====== Records for processing
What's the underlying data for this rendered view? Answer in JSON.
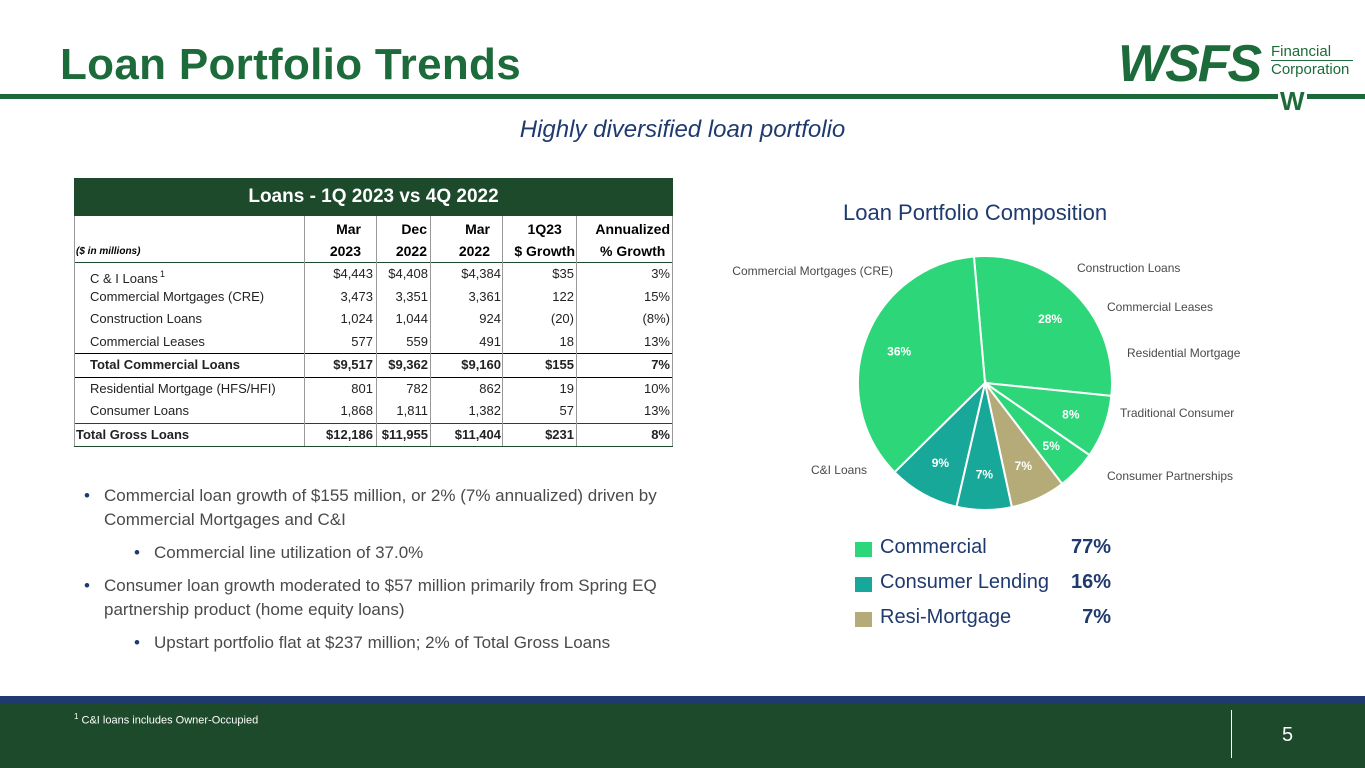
{
  "slide": {
    "title": "Loan Portfolio Trends",
    "subtitle": "Highly diversified loan portfolio",
    "page_number": "5",
    "footnote_marker": "1",
    "footnote_text": "C&I loans includes Owner-Occupied"
  },
  "logo": {
    "wordmark": "WSFS",
    "line1": "Financial",
    "line2": "Corporation",
    "monogram": "W"
  },
  "table": {
    "title": "Loans - 1Q 2023 vs 4Q 2022",
    "units": "($ in millions)",
    "columns": [
      {
        "top": "Mar",
        "bottom": "2023"
      },
      {
        "top": "Dec",
        "bottom": "2022"
      },
      {
        "top": "Mar",
        "bottom": "2022"
      },
      {
        "top": "1Q23",
        "bottom": "$ Growth"
      },
      {
        "top": "Annualized",
        "bottom": "% Growth"
      }
    ],
    "rows": [
      {
        "label": "C & I Loans",
        "sup": "1",
        "values": [
          "$4,443",
          "$4,408",
          "$4,384",
          "$35",
          "3%"
        ]
      },
      {
        "label": "Commercial Mortgages (CRE)",
        "values": [
          "3,473",
          "3,351",
          "3,361",
          "122",
          "15%"
        ]
      },
      {
        "label": "Construction Loans",
        "values": [
          "1,024",
          "1,044",
          "924",
          "(20)",
          "(8%)"
        ]
      },
      {
        "label": "Commercial Leases",
        "values": [
          "577",
          "559",
          "491",
          "18",
          "13%"
        ]
      },
      {
        "label": "Total Commercial Loans",
        "values": [
          "$9,517",
          "$9,362",
          "$9,160",
          "$155",
          "7%"
        ]
      },
      {
        "label": "Residential Mortgage (HFS/HFI)",
        "values": [
          "801",
          "782",
          "862",
          "19",
          "10%"
        ]
      },
      {
        "label": "Consumer Loans",
        "values": [
          "1,868",
          "1,811",
          "1,382",
          "57",
          "13%"
        ]
      },
      {
        "label": "Total Gross Loans",
        "values": [
          "$12,186",
          "$11,955",
          "$11,404",
          "$231",
          "8%"
        ]
      }
    ]
  },
  "bullets": [
    {
      "text": "Commercial loan growth of $155 million, or 2% (7% annualized) driven by Commercial Mortgages and C&I",
      "level": 1
    },
    {
      "text": "Commercial line utilization of 37.0%",
      "level": 2
    },
    {
      "text": "Consumer loan growth moderated to $57 million primarily from Spring EQ partnership product (home equity loans)",
      "level": 1
    },
    {
      "text": "Upstart portfolio flat at $237 million; 2% of Total Gross Loans",
      "level": 2
    }
  ],
  "legend": [
    {
      "name": "Commercial",
      "pct": "77%",
      "color": "#2ed67a"
    },
    {
      "name": "Consumer Lending",
      "pct": "16%",
      "color": "#18a89a"
    },
    {
      "name": "Resi-Mortgage",
      "pct": "7%",
      "color": "#b5ab78"
    }
  ],
  "chart_data": {
    "type": "pie",
    "title": "Loan Portfolio Composition",
    "start_angle_deg": -5,
    "slices": [
      {
        "label": "Commercial Mortgages (CRE)",
        "value": 28,
        "display": "28%",
        "color": "#2ed67a"
      },
      {
        "label": "Construction Loans",
        "value": 8,
        "display": "8%",
        "color": "#2ed67a"
      },
      {
        "label": "Commercial Leases",
        "value": 5,
        "display": "5%",
        "color": "#2ed67a"
      },
      {
        "label": "Residential Mortgage",
        "value": 7,
        "display": "7%",
        "color": "#b5ab78"
      },
      {
        "label": "Traditional Consumer",
        "value": 7,
        "display": "7%",
        "color": "#18a89a"
      },
      {
        "label": "Consumer Partnerships",
        "value": 9,
        "display": "9%",
        "color": "#18a89a"
      },
      {
        "label": "C&I Loans",
        "value": 36,
        "display": "36%",
        "color": "#2ed67a"
      }
    ]
  }
}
============
Strip out the images, then output the records above word for word.

What's the underlying data for this rendered view? Answer in JSON.
{
  "slide": {
    "title": "Loan Portfolio Trends",
    "subtitle": "Highly diversified loan portfolio",
    "page_number": "5",
    "footnote_marker": "1",
    "footnote_text": "C&I loans includes Owner-Occupied"
  },
  "logo": {
    "wordmark": "WSFS",
    "line1": "Financial",
    "line2": "Corporation",
    "monogram": "W"
  },
  "table": {
    "title": "Loans - 1Q 2023 vs 4Q 2022",
    "units": "($ in millions)",
    "columns": [
      {
        "top": "Mar",
        "bottom": "2023"
      },
      {
        "top": "Dec",
        "bottom": "2022"
      },
      {
        "top": "Mar",
        "bottom": "2022"
      },
      {
        "top": "1Q23",
        "bottom": "$ Growth"
      },
      {
        "top": "Annualized",
        "bottom": "% Growth"
      }
    ],
    "rows": [
      {
        "label": "C & I Loans",
        "sup": "1",
        "values": [
          "$4,443",
          "$4,408",
          "$4,384",
          "$35",
          "3%"
        ]
      },
      {
        "label": "Commercial Mortgages (CRE)",
        "values": [
          "3,473",
          "3,351",
          "3,361",
          "122",
          "15%"
        ]
      },
      {
        "label": "Construction Loans",
        "values": [
          "1,024",
          "1,044",
          "924",
          "(20)",
          "(8%)"
        ]
      },
      {
        "label": "Commercial Leases",
        "values": [
          "577",
          "559",
          "491",
          "18",
          "13%"
        ]
      },
      {
        "label": "Total Commercial Loans",
        "values": [
          "$9,517",
          "$9,362",
          "$9,160",
          "$155",
          "7%"
        ]
      },
      {
        "label": "Residential Mortgage (HFS/HFI)",
        "values": [
          "801",
          "782",
          "862",
          "19",
          "10%"
        ]
      },
      {
        "label": "Consumer Loans",
        "values": [
          "1,868",
          "1,811",
          "1,382",
          "57",
          "13%"
        ]
      },
      {
        "label": "Total Gross Loans",
        "values": [
          "$12,186",
          "$11,955",
          "$11,404",
          "$231",
          "8%"
        ]
      }
    ]
  },
  "bullets": [
    {
      "text": "Commercial loan growth of $155 million, or 2% (7% annualized) driven by Commercial Mortgages and C&I",
      "level": 1
    },
    {
      "text": "Commercial line utilization of 37.0%",
      "level": 2
    },
    {
      "text": "Consumer loan growth moderated to $57 million primarily from Spring EQ partnership product (home equity loans)",
      "level": 1
    },
    {
      "text": "Upstart portfolio flat at $237 million; 2% of Total Gross Loans",
      "level": 2
    }
  ],
  "legend": [
    {
      "name": "Commercial",
      "pct": "77%",
      "color": "#2ed67a"
    },
    {
      "name": "Consumer Lending",
      "pct": "16%",
      "color": "#18a89a"
    },
    {
      "name": "Resi-Mortgage",
      "pct": "7%",
      "color": "#b5ab78"
    }
  ],
  "chart_data": {
    "type": "pie",
    "title": "Loan Portfolio Composition",
    "start_angle_deg": -5,
    "slices": [
      {
        "label": "Commercial Mortgages (CRE)",
        "value": 28,
        "display": "28%",
        "color": "#2ed67a"
      },
      {
        "label": "Construction Loans",
        "value": 8,
        "display": "8%",
        "color": "#2ed67a"
      },
      {
        "label": "Commercial Leases",
        "value": 5,
        "display": "5%",
        "color": "#2ed67a"
      },
      {
        "label": "Residential Mortgage",
        "value": 7,
        "display": "7%",
        "color": "#b5ab78"
      },
      {
        "label": "Traditional Consumer",
        "value": 7,
        "display": "7%",
        "color": "#18a89a"
      },
      {
        "label": "Consumer Partnerships",
        "value": 9,
        "display": "9%",
        "color": "#18a89a"
      },
      {
        "label": "C&I Loans",
        "value": 36,
        "display": "36%",
        "color": "#2ed67a"
      }
    ]
  }
}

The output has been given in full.